_Data section_
START

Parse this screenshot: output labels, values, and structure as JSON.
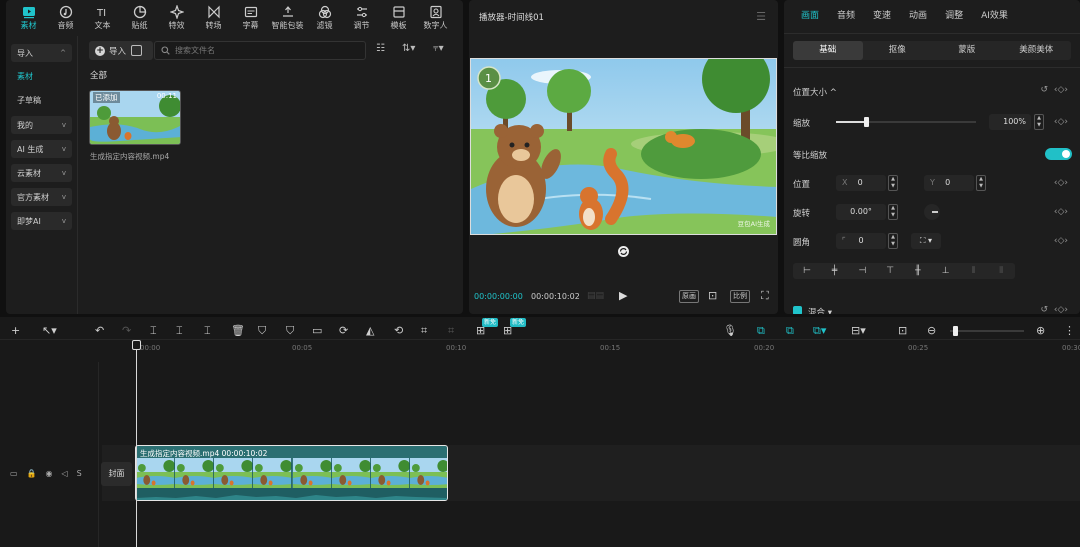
{
  "media_panel": {
    "top_tabs": [
      {
        "label": "素材",
        "icon": "media-icon",
        "active": true
      },
      {
        "label": "音频",
        "icon": "audio-icon"
      },
      {
        "label": "文本",
        "icon": "text-icon"
      },
      {
        "label": "贴纸",
        "icon": "sticker-icon"
      },
      {
        "label": "特效",
        "icon": "effects-icon"
      },
      {
        "label": "转场",
        "icon": "transition-icon"
      },
      {
        "label": "字幕",
        "icon": "subtitle-icon"
      },
      {
        "label": "智能包装",
        "icon": "smart-pack-icon"
      },
      {
        "label": "滤镜",
        "icon": "filter-icon"
      },
      {
        "label": "调节",
        "icon": "adjust-icon"
      },
      {
        "label": "模板",
        "icon": "template-icon"
      },
      {
        "label": "数字人",
        "icon": "digital-human-icon"
      }
    ],
    "sidebar": {
      "items": [
        {
          "label": "导入",
          "chevron": "^"
        },
        {
          "label": "素材"
        },
        {
          "label": "子草稿"
        },
        {
          "label": "我的",
          "chevron": "v"
        },
        {
          "label": "AI 生成",
          "chevron": "v"
        },
        {
          "label": "云素材",
          "chevron": "v"
        },
        {
          "label": "官方素材",
          "chevron": "v"
        },
        {
          "label": "即梦AI",
          "chevron": "v"
        }
      ]
    },
    "import_button": "导入",
    "search_placeholder": "搜索文件名",
    "section_title": "全部",
    "asset": {
      "added_tag": "已添加",
      "duration": "00:11",
      "filename": "生成指定内容视频.mp4"
    }
  },
  "player": {
    "title": "播放器-时间线01",
    "watermark": "豆包AI生成",
    "current_time": "00:00:00:00",
    "total_time": "00:00:10:02",
    "original_button": "原画",
    "ratio_button": "比例"
  },
  "properties": {
    "tabs": [
      "画面",
      "音频",
      "变速",
      "动画",
      "调整",
      "AI效果"
    ],
    "subtabs": [
      "基础",
      "抠像",
      "蒙版",
      "美颜美体"
    ],
    "position_size_label": "位置大小",
    "scale_label": "缩放",
    "scale_value": "100%",
    "scale_fraction": 1.0,
    "uniform_scale_label": "等比缩放",
    "uniform_scale_on": true,
    "position_label": "位置",
    "x_label": "X",
    "x_value": "0",
    "y_label": "Y",
    "y_value": "0",
    "rotation_label": "旋转",
    "rotation_value": "0.00°",
    "corner_label": "圆角",
    "corner_value": "0",
    "blend_label": "混合"
  },
  "timeline": {
    "ruler": [
      "00:00",
      "00:05",
      "00:10",
      "00:15",
      "00:20",
      "00:25",
      "00:30"
    ],
    "badges": [
      "新免",
      "新免"
    ],
    "cover_label": "封面",
    "clip_label": "生成指定内容视频.mp4   00:00:10:02"
  },
  "colors": {
    "accent": "#20c4cb",
    "panel": "#1d1d1d",
    "background": "#101010"
  }
}
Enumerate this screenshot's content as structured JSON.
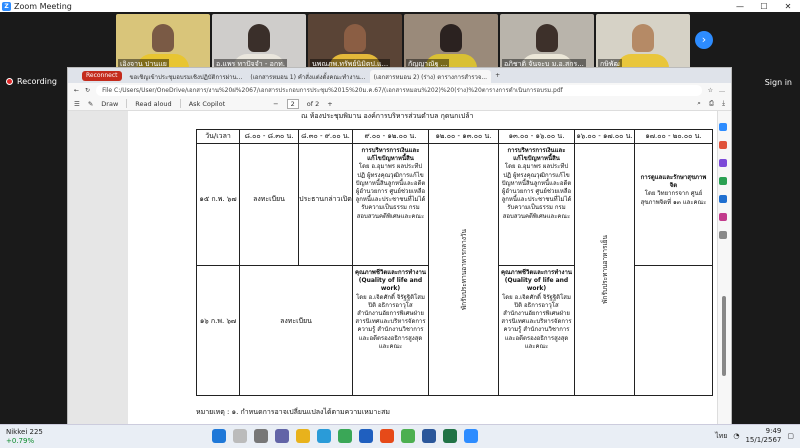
{
  "zoom": {
    "title": "Zoom Meeting",
    "recording_label": "Recording",
    "signin_label": "Sign in",
    "next_icon": "chevron-right-icon",
    "participants": [
      {
        "name": "เอิงจาน ปานแย"
      },
      {
        "name": "อ.แพร ทาปัจจำ - อกท."
      },
      {
        "name": "นพณภพ.ทรัพย์นิมิตป.แ..."
      },
      {
        "name": "กัญญาณัฐ ..."
      },
      {
        "name": "อภิชาติ จันจะบ ม.อ.สกร..."
      },
      {
        "name": "กษิพัฒ"
      }
    ]
  },
  "browser": {
    "reconnect_label": "Reconnect",
    "tabs": [
      {
        "label": "ขอเชิญเข้าประชุมอบรมเชิงปฏิบัติการผ่าน..."
      },
      {
        "label": "(เอกสารหมอน 1) คำสั่งแต่งตั้งคณะทำงาน..."
      },
      {
        "label": "(เอกสารหมอน 2) (ร่าง) ตารางการสำรวจ..."
      }
    ],
    "address": "File   C:/Users/User/OneDrive/เอกสาร/งาน%20ฝ%2067/เอกสารประกอบการประชุม%2015%20ม.ค.67/(เอกสารหมอน%202)%20(ร่าง)%20ตารางการดำเนินการอบรม.pdf",
    "pdf_toolbar": {
      "draw_label": "Draw",
      "read_aloud_label": "Read aloud",
      "ask_copilot_label": "Ask Copilot",
      "page_current": "2",
      "page_total": "of 2"
    }
  },
  "document": {
    "heading": "ณ ห้องประชุมพิมาน องค์การบริหารส่วนตำบล กุดนกเปล้า",
    "table": {
      "headers": [
        "วัน/เวลา",
        "๘.๐๐ - ๘.๓๐ น.",
        "๘.๓๐ - ๙.๐๐ น.",
        "๙.๐๐ - ๑๒.๐๐ น.",
        "๑๒.๐๐ - ๑๓.๐๐ น.",
        "๑๓.๐๐ - ๑๖.๐๐ น.",
        "๑๖.๐๐ - ๑๗.๐๐ น.",
        "๑๗.๐๐ - ๒๐.๐๐ น."
      ],
      "rows": [
        {
          "date": "๑๕ ก.พ. ๖๗",
          "c1": "ลงทะเบียน",
          "c2": "ประธานกล่าวเปิด",
          "morning_title": "การบริหารการเงินและแก้ไขปัญหาหนี้สิน",
          "morning_body": "โดย อ.อุมาพร ผลประทีปปฏิ ผู้ทรงคุณวุฒิการแก้ไขปัญหาหนี้สินลูกหนี้และอดีตผู้อำนวยการ ศูนย์ช่วยเหลือลูกหนี้และประชาชนที่ไม่ได้รับความเป็นธรรม กรมสอบสวนคดีพิเศษและคณะ",
          "lunch": "พักรับประทานอาหารกลางวัน",
          "afternoon_title": "การบริหารการเงินและแก้ไขปัญหาหนี้สิน",
          "afternoon_body": "โดย อ.อุมาพร ผลประทีปปฏิ ผู้ทรงคุณวุฒิการแก้ไขปัญหาหนี้สินลูกหนี้และอดีตผู้อำนวยการ ศูนย์ช่วยเหลือลูกหนี้และประชาชนที่ไม่ได้รับความเป็นธรรม กรมสอบสวนคดีพิเศษและคณะ",
          "evening_break": "พักรับประทานอาหารเย็น",
          "evening_title": "การดูแลและรักษาสุขภาพจิต",
          "evening_body": "โดย วิทยากรจาก ศูนย์สุขภาพจิตที่ ๑๓ และคณะ"
        },
        {
          "date": "๑๖ ก.พ. ๖๗",
          "c1": "ลงทะเบียน",
          "morning_title": "คุณภาพชีวิตและการทำงาน (Quality of life and work)",
          "morning_body": "โดย อ.เจิดศักดิ์ จิรัฐฐิติโสมปิติ อธิการอาวุโส สำนักงานอัยการพิเศษฝ่ายสารนิเทศและบริหารจัดการความรู้ สำนักงานวิชาการ และอดีตรองอธิการสูงสุดและคณะ",
          "afternoon_title": "คุณภาพชีวิตและการทำงาน (Quality of life and work)",
          "afternoon_body": "โดย อ.เจิดศักดิ์ จิรัฐฐิติโสมปิติ อธิการอาวุโส สำนักงานอัยการพิเศษฝ่ายสารนิเทศและบริหารจัดการความรู้ สำนักงานวิชาการ และอดีตรองอธิการสูงสุดและคณะ"
        }
      ]
    },
    "note": "หมายเหตุ : ๑. กำหนดการอาจเปลี่ยนแปลงได้ตามความเหมาะสม"
  },
  "taskbar": {
    "stock_name": "Nikkei 225",
    "stock_change": "+0.79%",
    "language": "ไทย",
    "time": "9:49",
    "date": "15/1/2567"
  },
  "colors": {
    "zoom_blue": "#2d8cff",
    "reconnect_red": "#c42b1c",
    "stock_green": "#0a8a2a"
  }
}
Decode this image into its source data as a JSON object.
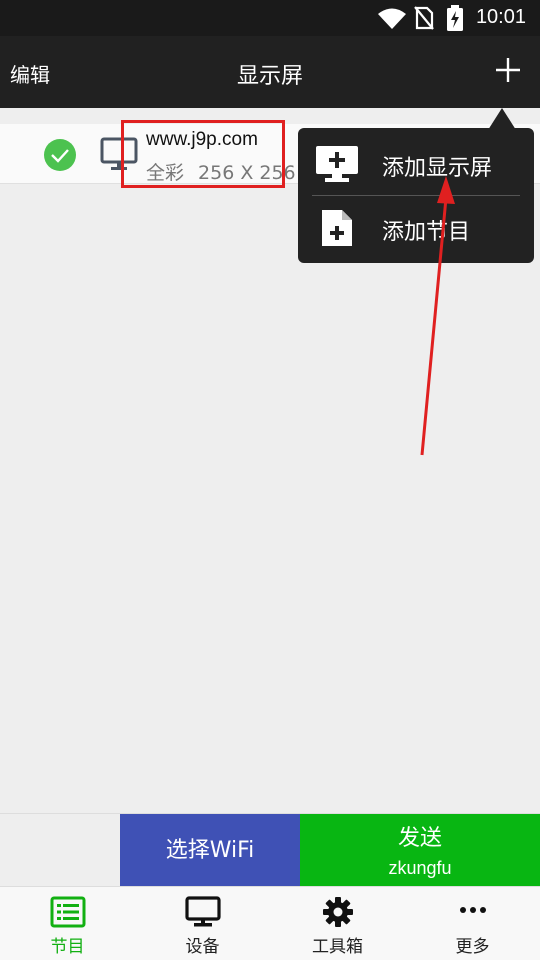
{
  "status_bar": {
    "time": "10:01",
    "icons": [
      "wifi-icon",
      "no-sim-icon",
      "battery-charging-icon"
    ]
  },
  "app_bar": {
    "edit_label": "编辑",
    "title": "显示屏",
    "add_icon": "plus-icon"
  },
  "screen_list": [
    {
      "name": "www.j9p.com",
      "color_mode": "全彩",
      "resolution": "256 X 256",
      "selected": true,
      "icons": [
        "check-circle-icon",
        "monitor-icon"
      ]
    }
  ],
  "popup_menu": {
    "items": [
      {
        "label": "添加显示屏",
        "icon": "add-display-icon"
      },
      {
        "label": "添加节目",
        "icon": "add-file-icon"
      }
    ]
  },
  "actions": {
    "wifi_label": "选择WiFi",
    "send_label": "发送",
    "send_sublabel": "zkungfu"
  },
  "bottom_nav": {
    "tabs": [
      {
        "label": "节目",
        "icon": "list-icon",
        "active": true
      },
      {
        "label": "设备",
        "icon": "monitor-icon",
        "active": false
      },
      {
        "label": "工具箱",
        "icon": "gear-icon",
        "active": false
      },
      {
        "label": "更多",
        "icon": "more-dots-icon",
        "active": false
      }
    ]
  },
  "colors": {
    "app_bar": "#212121",
    "active_green": "#12b012",
    "wifi_button": "#3f51b5",
    "send_button": "#08b612",
    "annotation_red": "#e02020"
  }
}
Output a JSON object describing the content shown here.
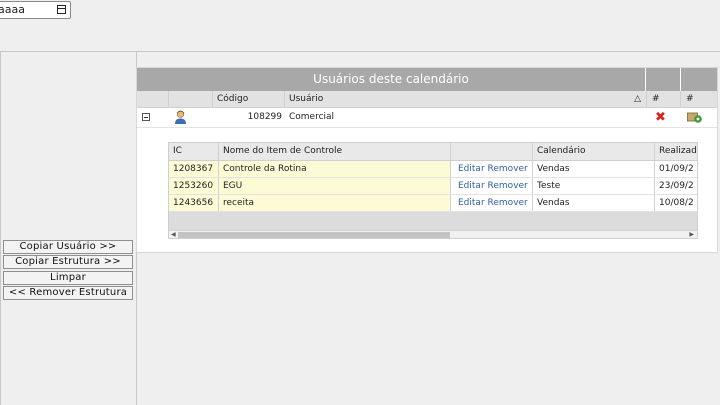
{
  "date_field": {
    "value": "aaaa",
    "icon": "calendar-icon"
  },
  "buttons": {
    "copy_user": "Copiar Usuário >>",
    "copy_structure": "Copiar Estrutura >>",
    "clear": "Limpar",
    "remove_structure": "<< Remover Estrutura"
  },
  "users_panel": {
    "title": "Usuários deste calendário",
    "columns": {
      "code": "Código",
      "user": "Usuário",
      "hash1": "#",
      "hash2": "#"
    },
    "rows": [
      {
        "code": "108299",
        "user": "Comercial"
      }
    ]
  },
  "subgrid": {
    "columns": {
      "ic": "IC",
      "name": "Nome do Item de Controle",
      "actions": "",
      "calendar": "Calendário",
      "realized": "Realizado"
    },
    "rows": [
      {
        "ic": "1208367",
        "name": "Controle da Rotina",
        "edit": "Editar",
        "remove": "Remover",
        "calendar": "Vendas",
        "date": "01/09/2"
      },
      {
        "ic": "1253260",
        "name": "EGU",
        "edit": "Editar",
        "remove": "Remover",
        "calendar": "Teste",
        "date": "23/09/2"
      },
      {
        "ic": "1243656",
        "name": "receita",
        "edit": "Editar",
        "remove": "Remover",
        "calendar": "Vendas",
        "date": "10/08/2"
      }
    ]
  },
  "colors": {
    "header_gray": "#a8a8a8",
    "link_blue": "#2f61a8",
    "row_yellow": "#fcfbd6",
    "delete_red": "#d9261c"
  }
}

END

_Instructions to follow_
Gather each line in these records that contains the string "this".

_The solution_
Parse this screenshot: output labels, values, and structure as JSON.
Enumerate this screenshot's content as structured JSON.
Decode this image into its source data as a JSON object.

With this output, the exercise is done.